### Task details
Revise the listing from its beginning through the line containing "table-row-continued xyxy=(85,77,845,401)": replace "Localize" with "Locate", and leave everything else as it stands.

### Supplied records
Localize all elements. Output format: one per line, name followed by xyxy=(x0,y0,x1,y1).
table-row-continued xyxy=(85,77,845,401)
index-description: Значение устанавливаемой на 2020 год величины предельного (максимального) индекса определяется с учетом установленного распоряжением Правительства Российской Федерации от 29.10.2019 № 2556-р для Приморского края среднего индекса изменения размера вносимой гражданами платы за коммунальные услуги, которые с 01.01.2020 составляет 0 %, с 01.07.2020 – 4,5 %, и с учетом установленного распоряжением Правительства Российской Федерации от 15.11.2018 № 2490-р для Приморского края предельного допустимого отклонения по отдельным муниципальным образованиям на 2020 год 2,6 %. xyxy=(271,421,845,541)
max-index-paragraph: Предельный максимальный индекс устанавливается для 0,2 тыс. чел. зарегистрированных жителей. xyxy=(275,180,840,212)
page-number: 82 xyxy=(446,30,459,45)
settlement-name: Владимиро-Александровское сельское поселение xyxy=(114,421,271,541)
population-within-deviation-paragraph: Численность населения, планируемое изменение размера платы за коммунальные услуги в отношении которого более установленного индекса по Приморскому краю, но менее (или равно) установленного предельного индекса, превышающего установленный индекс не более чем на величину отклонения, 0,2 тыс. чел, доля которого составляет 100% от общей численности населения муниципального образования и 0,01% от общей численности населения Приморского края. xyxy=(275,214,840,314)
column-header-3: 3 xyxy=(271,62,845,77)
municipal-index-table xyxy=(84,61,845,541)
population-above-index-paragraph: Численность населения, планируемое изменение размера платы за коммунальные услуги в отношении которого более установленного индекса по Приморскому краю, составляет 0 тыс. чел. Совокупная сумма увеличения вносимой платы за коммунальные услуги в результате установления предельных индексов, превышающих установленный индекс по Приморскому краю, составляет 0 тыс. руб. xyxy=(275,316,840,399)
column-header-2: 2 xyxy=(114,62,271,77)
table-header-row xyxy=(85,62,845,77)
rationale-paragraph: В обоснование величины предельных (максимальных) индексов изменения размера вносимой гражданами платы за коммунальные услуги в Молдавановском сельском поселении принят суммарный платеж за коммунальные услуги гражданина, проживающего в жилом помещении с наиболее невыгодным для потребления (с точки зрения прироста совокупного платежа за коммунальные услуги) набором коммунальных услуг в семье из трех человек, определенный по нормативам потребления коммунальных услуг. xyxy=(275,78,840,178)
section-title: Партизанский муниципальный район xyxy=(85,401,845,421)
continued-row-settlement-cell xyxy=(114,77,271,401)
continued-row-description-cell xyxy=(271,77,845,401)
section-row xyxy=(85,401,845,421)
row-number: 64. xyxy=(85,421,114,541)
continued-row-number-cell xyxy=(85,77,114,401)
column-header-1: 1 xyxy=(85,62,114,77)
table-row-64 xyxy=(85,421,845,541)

### Result for this task
Locate all elements. Output format: one per line, name followed by xyxy=(x0,y0,x1,y1).
table-row-continued xyxy=(85,77,845,401)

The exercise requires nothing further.